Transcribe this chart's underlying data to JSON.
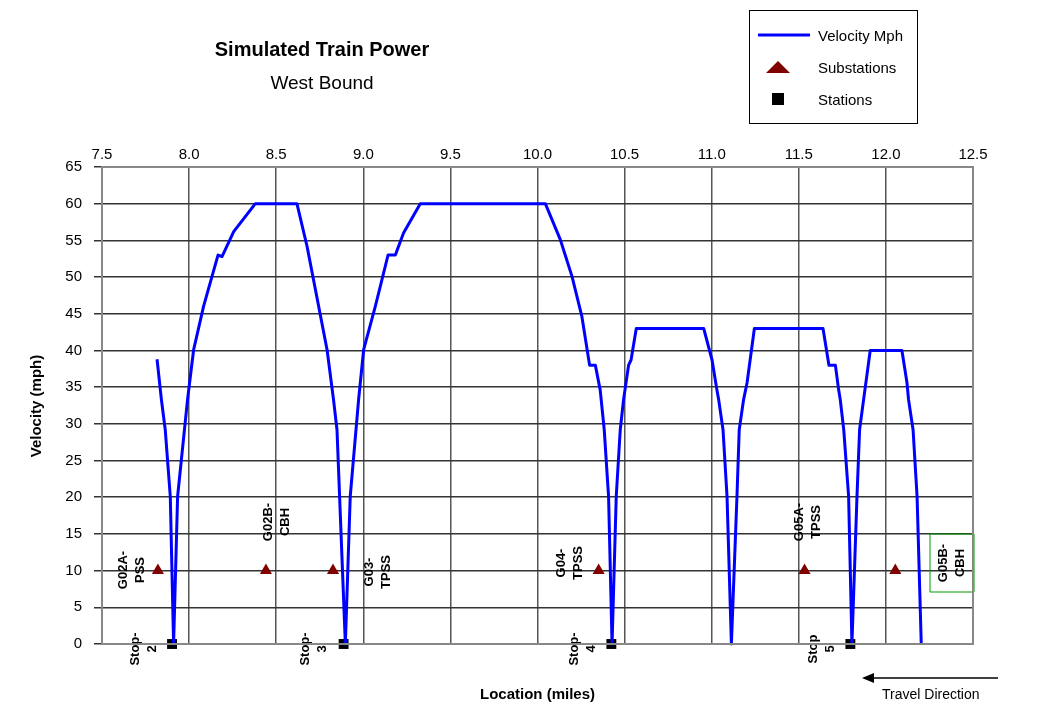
{
  "chart_data": {
    "type": "line",
    "title": "Simulated Train Power",
    "subtitle": "West Bound",
    "xlabel": "Location (miles)",
    "ylabel": "Velocity (mph)",
    "xlim": [
      7.5,
      12.5
    ],
    "xticks": [
      {
        "value": 7.5,
        "label": "7.5"
      },
      {
        "value": 8,
        "label": "8.0"
      },
      {
        "value": 8.5,
        "label": "8.5"
      },
      {
        "value": 9,
        "label": "9.0"
      },
      {
        "value": 9.5,
        "label": "9.5"
      },
      {
        "value": 10,
        "label": "10.0"
      },
      {
        "value": 10.5,
        "label": "10.5"
      },
      {
        "value": 11,
        "label": "11.0"
      },
      {
        "value": 11.5,
        "label": "11.5"
      },
      {
        "value": 12,
        "label": "12.0"
      },
      {
        "value": 12.5,
        "label": "12.5"
      }
    ],
    "ylim": [
      0,
      65
    ],
    "yticks": [
      0,
      5,
      10,
      15,
      20,
      25,
      30,
      35,
      40,
      45,
      50,
      55,
      60,
      65
    ],
    "grid": true,
    "legend": "top right",
    "series": [
      {
        "name": "Velocity Mph",
        "color": "#0000ff",
        "marker": "none",
        "x": [
          7.816,
          7.841,
          7.863,
          7.892,
          7.911,
          7.934,
          7.991,
          8.026,
          8.083,
          8.166,
          8.189,
          8.256,
          8.38,
          8.619,
          8.677,
          8.792,
          8.829,
          8.849,
          8.897,
          8.925,
          8.973,
          9.002,
          9.069,
          9.142,
          9.184,
          9.231,
          9.327,
          10.045,
          10.131,
          10.198,
          10.255,
          10.299,
          10.332,
          10.36,
          10.383,
          10.408,
          10.428,
          10.452,
          10.475,
          10.494,
          10.523,
          10.537,
          10.567,
          10.954,
          11.002,
          11.03,
          11.04,
          11.065,
          11.088,
          11.113,
          11.145,
          11.158,
          11.183,
          11.203,
          11.245,
          11.639,
          11.673,
          11.71,
          11.729,
          11.738,
          11.758,
          11.786,
          11.805,
          11.834,
          11.849,
          11.872,
          11.91,
          12.092,
          12.121,
          12.13,
          12.156,
          12.179,
          12.203
        ],
        "values": [
          38.8,
          33.3,
          29.2,
          20.1,
          0,
          20.1,
          33.3,
          40.1,
          46,
          53,
          52.8,
          56.2,
          60,
          60,
          54.2,
          40.1,
          33.3,
          29.2,
          0,
          20.1,
          33.3,
          40.1,
          46,
          53,
          53,
          56,
          60,
          60,
          55.1,
          50.1,
          44.6,
          38,
          38,
          34.6,
          29.2,
          20.1,
          0,
          20.1,
          29.2,
          33.3,
          38,
          38.7,
          43,
          43,
          38.7,
          34.6,
          33.3,
          29.2,
          20.1,
          0,
          20.1,
          29.2,
          33.3,
          35.6,
          43,
          43,
          38,
          38,
          34.6,
          33.3,
          29.2,
          20.1,
          0,
          20.1,
          29.2,
          33.3,
          40,
          40,
          35.6,
          33.3,
          29.2,
          20.1,
          0
        ]
      },
      {
        "name": "Substations",
        "type": "scatter",
        "color": "#800000",
        "marker": "triangle",
        "x": [
          7.821,
          8.441,
          8.826,
          10.351,
          11.533,
          12.054
        ],
        "values": [
          10,
          10,
          10,
          10,
          10,
          10
        ]
      },
      {
        "name": "Stations",
        "type": "scatter",
        "color": "#000000",
        "marker": "square",
        "x": [
          7.902,
          8.887,
          10.424,
          11.796
        ],
        "values": [
          0,
          0,
          0,
          0
        ]
      }
    ],
    "annotations": [
      "G02A-PSS",
      "G02B-CBH",
      "G03-TPSS",
      "G04-TPSS",
      "G05A-TPSS",
      "G05B-CBH",
      "Stop-2",
      "Stop-3",
      "Stop-4",
      "Stop 5",
      "Travel Direction"
    ]
  }
}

▬▬▬▬▬▬

> _TASK TO COMPLETE_:
Pick out each line in the material containing "marker".

> _WORKED SOLUTION_:
        "marker": "none",
        "marker": "triangle",
        "marker": "square",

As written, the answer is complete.